* _WORK INSTRUCTIONS_
Using the listing below, copy every line that mentions "this".

* _MATERIAL_

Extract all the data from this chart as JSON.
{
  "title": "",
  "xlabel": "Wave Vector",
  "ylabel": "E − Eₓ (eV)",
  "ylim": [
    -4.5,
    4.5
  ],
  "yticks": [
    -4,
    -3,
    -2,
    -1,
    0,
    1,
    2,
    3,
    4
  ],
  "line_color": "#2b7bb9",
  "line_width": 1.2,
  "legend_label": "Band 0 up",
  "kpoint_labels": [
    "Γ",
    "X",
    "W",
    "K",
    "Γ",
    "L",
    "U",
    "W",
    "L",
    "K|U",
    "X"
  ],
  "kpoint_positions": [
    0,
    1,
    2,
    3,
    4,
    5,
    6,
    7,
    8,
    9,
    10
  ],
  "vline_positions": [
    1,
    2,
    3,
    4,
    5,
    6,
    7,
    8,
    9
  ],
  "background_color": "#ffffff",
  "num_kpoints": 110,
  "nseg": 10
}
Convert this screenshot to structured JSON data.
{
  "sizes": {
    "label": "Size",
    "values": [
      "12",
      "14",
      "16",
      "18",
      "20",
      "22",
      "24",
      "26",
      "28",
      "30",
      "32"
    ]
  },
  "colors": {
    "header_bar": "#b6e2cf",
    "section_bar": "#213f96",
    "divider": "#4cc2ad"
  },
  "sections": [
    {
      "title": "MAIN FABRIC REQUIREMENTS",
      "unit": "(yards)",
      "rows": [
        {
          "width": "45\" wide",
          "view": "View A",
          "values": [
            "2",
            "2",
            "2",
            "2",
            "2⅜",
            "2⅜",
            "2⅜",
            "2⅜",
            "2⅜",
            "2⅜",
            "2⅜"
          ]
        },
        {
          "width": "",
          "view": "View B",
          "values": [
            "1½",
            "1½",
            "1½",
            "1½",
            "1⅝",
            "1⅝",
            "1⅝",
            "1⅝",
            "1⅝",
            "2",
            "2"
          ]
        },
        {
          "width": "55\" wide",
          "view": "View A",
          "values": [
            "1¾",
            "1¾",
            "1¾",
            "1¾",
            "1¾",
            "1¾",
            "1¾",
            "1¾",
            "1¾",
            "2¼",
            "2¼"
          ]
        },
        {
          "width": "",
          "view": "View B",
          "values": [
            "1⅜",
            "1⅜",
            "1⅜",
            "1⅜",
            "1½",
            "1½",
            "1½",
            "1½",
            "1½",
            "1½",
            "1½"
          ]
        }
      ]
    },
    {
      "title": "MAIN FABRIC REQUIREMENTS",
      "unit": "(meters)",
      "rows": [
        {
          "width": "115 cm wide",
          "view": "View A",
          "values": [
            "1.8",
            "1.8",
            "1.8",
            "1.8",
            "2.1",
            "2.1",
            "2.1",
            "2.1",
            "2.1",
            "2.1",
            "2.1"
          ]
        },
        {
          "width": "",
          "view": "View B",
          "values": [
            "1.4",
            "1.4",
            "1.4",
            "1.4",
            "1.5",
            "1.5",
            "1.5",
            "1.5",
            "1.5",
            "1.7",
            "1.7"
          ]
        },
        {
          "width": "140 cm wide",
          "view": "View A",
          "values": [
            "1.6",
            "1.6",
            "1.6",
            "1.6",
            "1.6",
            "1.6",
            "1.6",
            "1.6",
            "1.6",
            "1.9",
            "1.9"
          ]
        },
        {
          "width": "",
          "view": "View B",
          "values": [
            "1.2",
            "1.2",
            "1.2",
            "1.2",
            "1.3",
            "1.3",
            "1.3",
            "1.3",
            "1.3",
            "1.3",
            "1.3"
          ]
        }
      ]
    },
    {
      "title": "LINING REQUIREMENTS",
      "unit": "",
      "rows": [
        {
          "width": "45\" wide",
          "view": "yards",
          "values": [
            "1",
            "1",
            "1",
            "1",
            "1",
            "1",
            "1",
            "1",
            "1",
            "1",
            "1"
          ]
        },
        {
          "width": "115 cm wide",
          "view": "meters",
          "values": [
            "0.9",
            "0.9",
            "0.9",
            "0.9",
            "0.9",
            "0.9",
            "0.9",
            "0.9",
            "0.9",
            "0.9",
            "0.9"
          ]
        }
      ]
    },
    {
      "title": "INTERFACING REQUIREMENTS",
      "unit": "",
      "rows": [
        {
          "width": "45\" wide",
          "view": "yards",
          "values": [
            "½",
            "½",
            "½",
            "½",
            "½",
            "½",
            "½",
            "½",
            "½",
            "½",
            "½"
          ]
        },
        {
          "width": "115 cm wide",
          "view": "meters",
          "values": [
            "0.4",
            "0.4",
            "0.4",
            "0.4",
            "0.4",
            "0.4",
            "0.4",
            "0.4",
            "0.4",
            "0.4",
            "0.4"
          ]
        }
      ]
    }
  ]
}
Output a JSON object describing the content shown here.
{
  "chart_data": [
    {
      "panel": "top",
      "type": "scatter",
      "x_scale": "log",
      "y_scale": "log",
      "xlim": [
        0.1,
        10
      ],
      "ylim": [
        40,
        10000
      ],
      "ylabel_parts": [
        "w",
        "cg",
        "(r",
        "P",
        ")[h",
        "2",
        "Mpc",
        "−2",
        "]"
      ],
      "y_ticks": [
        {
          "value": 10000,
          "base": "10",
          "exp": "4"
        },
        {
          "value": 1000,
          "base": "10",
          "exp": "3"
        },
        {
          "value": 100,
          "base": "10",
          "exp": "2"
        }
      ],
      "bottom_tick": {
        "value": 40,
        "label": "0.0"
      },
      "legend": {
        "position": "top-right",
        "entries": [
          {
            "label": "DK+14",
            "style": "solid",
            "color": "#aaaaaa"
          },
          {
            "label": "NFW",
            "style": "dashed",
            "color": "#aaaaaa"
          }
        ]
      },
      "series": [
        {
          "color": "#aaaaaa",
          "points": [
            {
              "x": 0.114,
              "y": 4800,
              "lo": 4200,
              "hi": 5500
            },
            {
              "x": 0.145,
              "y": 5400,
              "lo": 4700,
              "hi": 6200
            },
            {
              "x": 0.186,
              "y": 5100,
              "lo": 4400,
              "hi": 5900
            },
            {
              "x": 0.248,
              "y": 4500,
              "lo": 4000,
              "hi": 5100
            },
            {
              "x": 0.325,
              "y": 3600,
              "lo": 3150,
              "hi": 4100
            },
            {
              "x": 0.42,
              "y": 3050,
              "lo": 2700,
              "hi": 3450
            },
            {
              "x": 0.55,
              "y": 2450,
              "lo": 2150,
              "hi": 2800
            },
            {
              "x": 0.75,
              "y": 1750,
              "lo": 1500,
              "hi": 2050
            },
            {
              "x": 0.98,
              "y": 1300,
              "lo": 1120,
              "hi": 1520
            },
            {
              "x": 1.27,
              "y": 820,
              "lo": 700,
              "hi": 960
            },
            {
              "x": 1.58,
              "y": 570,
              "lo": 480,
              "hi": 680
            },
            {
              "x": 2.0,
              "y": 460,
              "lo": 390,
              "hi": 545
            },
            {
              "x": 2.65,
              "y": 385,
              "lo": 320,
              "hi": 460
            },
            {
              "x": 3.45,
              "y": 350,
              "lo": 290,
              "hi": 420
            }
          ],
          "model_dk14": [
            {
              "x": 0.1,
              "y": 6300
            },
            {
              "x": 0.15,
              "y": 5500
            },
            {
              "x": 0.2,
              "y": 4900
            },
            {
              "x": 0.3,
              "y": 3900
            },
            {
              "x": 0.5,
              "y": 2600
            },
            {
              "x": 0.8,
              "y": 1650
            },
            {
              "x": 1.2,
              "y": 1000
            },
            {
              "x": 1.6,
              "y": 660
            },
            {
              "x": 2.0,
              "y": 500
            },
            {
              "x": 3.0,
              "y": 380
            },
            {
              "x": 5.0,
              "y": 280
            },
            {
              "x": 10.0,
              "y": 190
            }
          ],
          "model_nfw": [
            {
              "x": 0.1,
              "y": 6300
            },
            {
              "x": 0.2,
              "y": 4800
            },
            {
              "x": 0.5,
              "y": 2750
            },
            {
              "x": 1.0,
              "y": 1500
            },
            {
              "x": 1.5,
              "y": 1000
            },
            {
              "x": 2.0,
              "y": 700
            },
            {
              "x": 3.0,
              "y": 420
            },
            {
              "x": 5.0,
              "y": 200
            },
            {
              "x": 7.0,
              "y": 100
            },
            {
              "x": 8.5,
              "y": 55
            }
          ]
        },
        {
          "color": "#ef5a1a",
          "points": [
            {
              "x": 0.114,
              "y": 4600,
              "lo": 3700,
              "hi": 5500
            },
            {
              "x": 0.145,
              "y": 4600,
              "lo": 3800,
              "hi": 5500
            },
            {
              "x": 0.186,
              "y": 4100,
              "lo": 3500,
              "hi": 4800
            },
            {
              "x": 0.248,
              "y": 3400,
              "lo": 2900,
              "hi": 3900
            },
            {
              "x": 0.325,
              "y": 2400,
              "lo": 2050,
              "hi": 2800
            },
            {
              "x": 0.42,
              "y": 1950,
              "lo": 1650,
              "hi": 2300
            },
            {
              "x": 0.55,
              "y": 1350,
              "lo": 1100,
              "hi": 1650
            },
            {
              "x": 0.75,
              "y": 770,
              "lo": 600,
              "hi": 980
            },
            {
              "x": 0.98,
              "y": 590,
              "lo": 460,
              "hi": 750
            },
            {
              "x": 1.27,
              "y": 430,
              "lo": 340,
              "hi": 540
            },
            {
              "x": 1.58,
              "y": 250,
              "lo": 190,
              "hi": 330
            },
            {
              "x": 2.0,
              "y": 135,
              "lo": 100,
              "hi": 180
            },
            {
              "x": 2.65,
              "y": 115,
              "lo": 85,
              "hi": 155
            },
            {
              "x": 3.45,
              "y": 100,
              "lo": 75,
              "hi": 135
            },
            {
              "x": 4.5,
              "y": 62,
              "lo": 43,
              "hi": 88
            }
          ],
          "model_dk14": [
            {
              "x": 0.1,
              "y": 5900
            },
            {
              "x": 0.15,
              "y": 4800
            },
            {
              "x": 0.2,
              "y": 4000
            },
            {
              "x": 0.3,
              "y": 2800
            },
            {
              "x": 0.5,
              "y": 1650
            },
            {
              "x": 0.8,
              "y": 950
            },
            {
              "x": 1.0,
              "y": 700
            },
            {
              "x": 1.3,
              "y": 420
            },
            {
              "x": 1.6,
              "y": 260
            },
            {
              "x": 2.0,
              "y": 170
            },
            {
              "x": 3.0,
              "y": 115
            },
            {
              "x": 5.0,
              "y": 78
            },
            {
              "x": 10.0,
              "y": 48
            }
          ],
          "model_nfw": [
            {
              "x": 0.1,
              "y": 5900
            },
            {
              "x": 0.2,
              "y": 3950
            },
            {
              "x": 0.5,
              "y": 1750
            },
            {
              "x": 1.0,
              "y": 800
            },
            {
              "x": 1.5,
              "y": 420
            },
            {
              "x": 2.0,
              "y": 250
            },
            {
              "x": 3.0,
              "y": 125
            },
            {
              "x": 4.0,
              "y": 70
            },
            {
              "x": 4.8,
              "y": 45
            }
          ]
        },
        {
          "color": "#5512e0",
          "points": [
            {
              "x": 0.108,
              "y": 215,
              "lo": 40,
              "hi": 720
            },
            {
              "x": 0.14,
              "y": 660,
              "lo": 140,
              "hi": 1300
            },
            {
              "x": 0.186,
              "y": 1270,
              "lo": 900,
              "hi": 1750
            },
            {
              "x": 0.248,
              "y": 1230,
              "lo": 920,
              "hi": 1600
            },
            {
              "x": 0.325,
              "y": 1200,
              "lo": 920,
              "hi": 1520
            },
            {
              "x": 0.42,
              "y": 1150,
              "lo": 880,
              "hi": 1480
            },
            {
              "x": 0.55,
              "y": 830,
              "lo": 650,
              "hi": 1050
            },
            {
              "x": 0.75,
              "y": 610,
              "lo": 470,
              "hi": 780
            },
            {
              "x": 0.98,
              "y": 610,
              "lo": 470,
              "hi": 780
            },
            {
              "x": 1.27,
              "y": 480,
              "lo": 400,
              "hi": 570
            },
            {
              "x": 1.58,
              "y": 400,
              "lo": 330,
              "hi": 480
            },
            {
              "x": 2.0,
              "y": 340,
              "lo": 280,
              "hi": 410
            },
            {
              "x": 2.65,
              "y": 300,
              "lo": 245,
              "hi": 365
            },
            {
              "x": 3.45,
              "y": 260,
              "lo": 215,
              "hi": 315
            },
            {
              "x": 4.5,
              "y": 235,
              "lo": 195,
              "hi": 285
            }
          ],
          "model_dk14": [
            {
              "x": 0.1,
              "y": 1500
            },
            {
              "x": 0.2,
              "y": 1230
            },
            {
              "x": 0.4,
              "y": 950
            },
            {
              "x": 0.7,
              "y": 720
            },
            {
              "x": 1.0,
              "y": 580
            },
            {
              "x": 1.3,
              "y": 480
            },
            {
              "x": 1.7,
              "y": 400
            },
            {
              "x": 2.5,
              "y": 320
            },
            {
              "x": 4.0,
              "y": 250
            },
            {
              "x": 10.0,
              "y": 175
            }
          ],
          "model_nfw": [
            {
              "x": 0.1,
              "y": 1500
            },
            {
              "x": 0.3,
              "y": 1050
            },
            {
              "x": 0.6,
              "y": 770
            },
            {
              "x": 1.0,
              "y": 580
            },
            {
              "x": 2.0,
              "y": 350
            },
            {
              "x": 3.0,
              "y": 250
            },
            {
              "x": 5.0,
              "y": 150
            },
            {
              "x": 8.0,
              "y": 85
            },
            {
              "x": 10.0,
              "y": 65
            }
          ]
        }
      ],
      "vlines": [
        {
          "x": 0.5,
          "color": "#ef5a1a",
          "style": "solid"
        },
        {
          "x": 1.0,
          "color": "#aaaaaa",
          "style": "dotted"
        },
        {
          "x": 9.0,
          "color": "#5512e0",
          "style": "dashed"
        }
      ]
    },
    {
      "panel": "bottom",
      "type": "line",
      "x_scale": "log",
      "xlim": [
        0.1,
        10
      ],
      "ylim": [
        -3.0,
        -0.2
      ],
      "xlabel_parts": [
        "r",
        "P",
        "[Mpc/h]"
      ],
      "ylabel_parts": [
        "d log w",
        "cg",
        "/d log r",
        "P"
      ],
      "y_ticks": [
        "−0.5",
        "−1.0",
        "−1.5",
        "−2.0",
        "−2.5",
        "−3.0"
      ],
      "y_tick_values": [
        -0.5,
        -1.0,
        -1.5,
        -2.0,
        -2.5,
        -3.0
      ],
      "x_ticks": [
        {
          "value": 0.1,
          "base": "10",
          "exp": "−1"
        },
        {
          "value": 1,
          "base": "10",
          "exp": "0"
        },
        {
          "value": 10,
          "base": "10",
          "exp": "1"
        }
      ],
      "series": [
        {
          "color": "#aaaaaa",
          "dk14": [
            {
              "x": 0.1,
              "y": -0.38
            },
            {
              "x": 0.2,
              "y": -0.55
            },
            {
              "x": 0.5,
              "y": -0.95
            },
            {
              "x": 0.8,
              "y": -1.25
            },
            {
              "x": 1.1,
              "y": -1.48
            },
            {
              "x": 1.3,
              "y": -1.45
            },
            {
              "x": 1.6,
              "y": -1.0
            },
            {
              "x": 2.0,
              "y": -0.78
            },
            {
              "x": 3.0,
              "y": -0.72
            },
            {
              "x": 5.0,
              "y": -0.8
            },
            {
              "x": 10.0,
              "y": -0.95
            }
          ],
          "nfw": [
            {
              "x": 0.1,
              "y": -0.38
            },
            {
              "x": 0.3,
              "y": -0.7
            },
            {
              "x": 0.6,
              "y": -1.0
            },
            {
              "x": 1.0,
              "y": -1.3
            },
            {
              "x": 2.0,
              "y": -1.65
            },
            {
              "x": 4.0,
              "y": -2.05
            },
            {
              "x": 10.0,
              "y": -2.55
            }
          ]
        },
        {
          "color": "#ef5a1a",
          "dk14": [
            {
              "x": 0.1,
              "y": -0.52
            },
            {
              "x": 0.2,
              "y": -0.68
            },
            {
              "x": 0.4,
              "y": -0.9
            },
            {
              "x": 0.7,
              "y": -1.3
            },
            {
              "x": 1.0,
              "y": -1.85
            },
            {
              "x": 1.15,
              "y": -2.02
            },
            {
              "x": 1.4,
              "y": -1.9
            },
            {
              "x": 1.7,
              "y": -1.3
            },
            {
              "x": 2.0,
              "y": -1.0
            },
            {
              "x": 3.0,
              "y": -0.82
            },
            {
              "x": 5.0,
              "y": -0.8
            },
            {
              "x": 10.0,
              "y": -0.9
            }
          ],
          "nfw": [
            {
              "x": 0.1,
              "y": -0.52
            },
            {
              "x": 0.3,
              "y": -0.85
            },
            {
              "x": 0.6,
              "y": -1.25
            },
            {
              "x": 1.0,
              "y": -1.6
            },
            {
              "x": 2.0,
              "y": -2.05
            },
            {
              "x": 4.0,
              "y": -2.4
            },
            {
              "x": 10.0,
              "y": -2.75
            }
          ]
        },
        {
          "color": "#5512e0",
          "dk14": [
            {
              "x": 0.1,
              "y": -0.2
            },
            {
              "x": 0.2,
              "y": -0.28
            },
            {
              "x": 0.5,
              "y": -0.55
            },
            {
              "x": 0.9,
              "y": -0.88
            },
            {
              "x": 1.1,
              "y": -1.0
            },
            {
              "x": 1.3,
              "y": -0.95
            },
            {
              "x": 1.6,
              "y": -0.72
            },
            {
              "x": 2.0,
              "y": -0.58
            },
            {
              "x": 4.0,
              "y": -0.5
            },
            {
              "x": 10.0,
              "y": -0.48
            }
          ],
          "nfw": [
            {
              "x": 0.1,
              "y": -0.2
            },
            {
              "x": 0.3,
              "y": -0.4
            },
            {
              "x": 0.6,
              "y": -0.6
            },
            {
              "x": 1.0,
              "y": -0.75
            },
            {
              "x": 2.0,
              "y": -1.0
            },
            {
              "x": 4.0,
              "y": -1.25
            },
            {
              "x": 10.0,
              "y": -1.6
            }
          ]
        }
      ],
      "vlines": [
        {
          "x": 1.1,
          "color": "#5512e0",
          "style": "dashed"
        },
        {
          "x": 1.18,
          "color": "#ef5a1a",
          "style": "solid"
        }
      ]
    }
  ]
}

* _REPLY_
Extract all the data from this chart as JSON.
Convert this screenshot to structured JSON data.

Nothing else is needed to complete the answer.